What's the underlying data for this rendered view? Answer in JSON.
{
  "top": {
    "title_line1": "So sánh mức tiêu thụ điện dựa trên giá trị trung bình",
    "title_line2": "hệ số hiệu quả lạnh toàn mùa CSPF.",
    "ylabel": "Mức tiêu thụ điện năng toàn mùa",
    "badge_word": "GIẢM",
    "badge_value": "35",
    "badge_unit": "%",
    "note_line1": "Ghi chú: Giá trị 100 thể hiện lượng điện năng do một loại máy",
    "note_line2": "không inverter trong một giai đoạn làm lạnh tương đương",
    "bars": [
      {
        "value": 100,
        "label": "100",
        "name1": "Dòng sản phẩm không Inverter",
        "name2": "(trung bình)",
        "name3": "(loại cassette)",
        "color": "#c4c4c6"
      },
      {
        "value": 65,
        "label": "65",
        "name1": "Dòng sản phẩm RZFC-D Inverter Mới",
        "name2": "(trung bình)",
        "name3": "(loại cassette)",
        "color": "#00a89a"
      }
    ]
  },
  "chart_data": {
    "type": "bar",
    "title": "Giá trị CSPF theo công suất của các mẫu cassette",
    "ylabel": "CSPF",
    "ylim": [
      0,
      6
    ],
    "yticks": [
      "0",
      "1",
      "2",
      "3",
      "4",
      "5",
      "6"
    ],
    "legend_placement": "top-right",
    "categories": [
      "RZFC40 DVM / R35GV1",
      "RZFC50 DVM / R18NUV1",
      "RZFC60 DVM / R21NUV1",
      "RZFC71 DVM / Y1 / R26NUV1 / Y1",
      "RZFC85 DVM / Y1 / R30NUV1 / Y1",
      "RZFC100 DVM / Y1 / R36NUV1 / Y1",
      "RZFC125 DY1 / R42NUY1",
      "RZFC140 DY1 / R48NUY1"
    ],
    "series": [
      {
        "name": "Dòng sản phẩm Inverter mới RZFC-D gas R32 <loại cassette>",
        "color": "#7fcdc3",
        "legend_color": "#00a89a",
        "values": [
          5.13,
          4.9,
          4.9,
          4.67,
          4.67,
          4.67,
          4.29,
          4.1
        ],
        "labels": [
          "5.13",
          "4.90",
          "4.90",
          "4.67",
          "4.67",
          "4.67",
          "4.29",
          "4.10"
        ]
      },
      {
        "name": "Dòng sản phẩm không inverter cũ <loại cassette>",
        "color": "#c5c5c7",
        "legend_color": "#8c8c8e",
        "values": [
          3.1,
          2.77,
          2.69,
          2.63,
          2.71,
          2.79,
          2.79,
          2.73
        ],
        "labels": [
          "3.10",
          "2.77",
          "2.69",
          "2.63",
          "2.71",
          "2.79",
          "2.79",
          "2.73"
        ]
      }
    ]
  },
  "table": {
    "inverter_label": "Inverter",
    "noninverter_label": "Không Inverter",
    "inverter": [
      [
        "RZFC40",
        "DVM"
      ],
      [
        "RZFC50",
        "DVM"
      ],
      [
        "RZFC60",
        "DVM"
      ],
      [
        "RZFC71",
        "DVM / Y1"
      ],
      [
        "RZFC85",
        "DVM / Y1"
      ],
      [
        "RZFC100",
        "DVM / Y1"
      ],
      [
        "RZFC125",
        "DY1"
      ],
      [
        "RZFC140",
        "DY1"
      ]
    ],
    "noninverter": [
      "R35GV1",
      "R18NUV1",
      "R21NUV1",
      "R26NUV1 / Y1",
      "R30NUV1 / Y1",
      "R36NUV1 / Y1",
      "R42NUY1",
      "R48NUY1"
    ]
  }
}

**Exercise details**
Please set down all the data word for word.

**Written response**
What's the underlying data for this rendered view? Answer in JSON.
{
  "top": {
    "title_line1": "So sánh mức tiêu thụ điện dựa trên giá trị trung bình",
    "title_line2": "hệ số hiệu quả lạnh toàn mùa CSPF.",
    "ylabel": "Mức tiêu thụ điện năng toàn mùa",
    "badge_word": "GIẢM",
    "badge_value": "35",
    "badge_unit": "%",
    "note_line1": "Ghi chú: Giá trị 100 thể hiện lượng điện năng do một loại máy",
    "note_line2": "không inverter trong một giai đoạn làm lạnh tương đương",
    "bars": [
      {
        "value": 100,
        "label": "100",
        "name1": "Dòng sản phẩm không Inverter",
        "name2": "(trung bình)",
        "name3": "(loại cassette)",
        "color": "#c4c4c6"
      },
      {
        "value": 65,
        "label": "65",
        "name1": "Dòng sản phẩm RZFC-D Inverter Mới",
        "name2": "(trung bình)",
        "name3": "(loại cassette)",
        "color": "#00a89a"
      }
    ]
  },
  "chart_data": {
    "type": "bar",
    "title": "Giá trị CSPF theo công suất của các mẫu cassette",
    "ylabel": "CSPF",
    "ylim": [
      0,
      6
    ],
    "yticks": [
      "0",
      "1",
      "2",
      "3",
      "4",
      "5",
      "6"
    ],
    "legend_placement": "top-right",
    "categories": [
      "RZFC40 DVM / R35GV1",
      "RZFC50 DVM / R18NUV1",
      "RZFC60 DVM / R21NUV1",
      "RZFC71 DVM / Y1 / R26NUV1 / Y1",
      "RZFC85 DVM / Y1 / R30NUV1 / Y1",
      "RZFC100 DVM / Y1 / R36NUV1 / Y1",
      "RZFC125 DY1 / R42NUY1",
      "RZFC140 DY1 / R48NUY1"
    ],
    "series": [
      {
        "name": "Dòng sản phẩm Inverter mới RZFC-D gas R32 <loại cassette>",
        "color": "#7fcdc3",
        "legend_color": "#00a89a",
        "values": [
          5.13,
          4.9,
          4.9,
          4.67,
          4.67,
          4.67,
          4.29,
          4.1
        ],
        "labels": [
          "5.13",
          "4.90",
          "4.90",
          "4.67",
          "4.67",
          "4.67",
          "4.29",
          "4.10"
        ]
      },
      {
        "name": "Dòng sản phẩm không inverter cũ <loại cassette>",
        "color": "#c5c5c7",
        "legend_color": "#8c8c8e",
        "values": [
          3.1,
          2.77,
          2.69,
          2.63,
          2.71,
          2.79,
          2.79,
          2.73
        ],
        "labels": [
          "3.10",
          "2.77",
          "2.69",
          "2.63",
          "2.71",
          "2.79",
          "2.79",
          "2.73"
        ]
      }
    ]
  },
  "table": {
    "inverter_label": "Inverter",
    "noninverter_label": "Không Inverter",
    "inverter": [
      [
        "RZFC40",
        "DVM"
      ],
      [
        "RZFC50",
        "DVM"
      ],
      [
        "RZFC60",
        "DVM"
      ],
      [
        "RZFC71",
        "DVM / Y1"
      ],
      [
        "RZFC85",
        "DVM / Y1"
      ],
      [
        "RZFC100",
        "DVM / Y1"
      ],
      [
        "RZFC125",
        "DY1"
      ],
      [
        "RZFC140",
        "DY1"
      ]
    ],
    "noninverter": [
      "R35GV1",
      "R18NUV1",
      "R21NUV1",
      "R26NUV1 / Y1",
      "R30NUV1 / Y1",
      "R36NUV1 / Y1",
      "R42NUY1",
      "R48NUY1"
    ]
  }
}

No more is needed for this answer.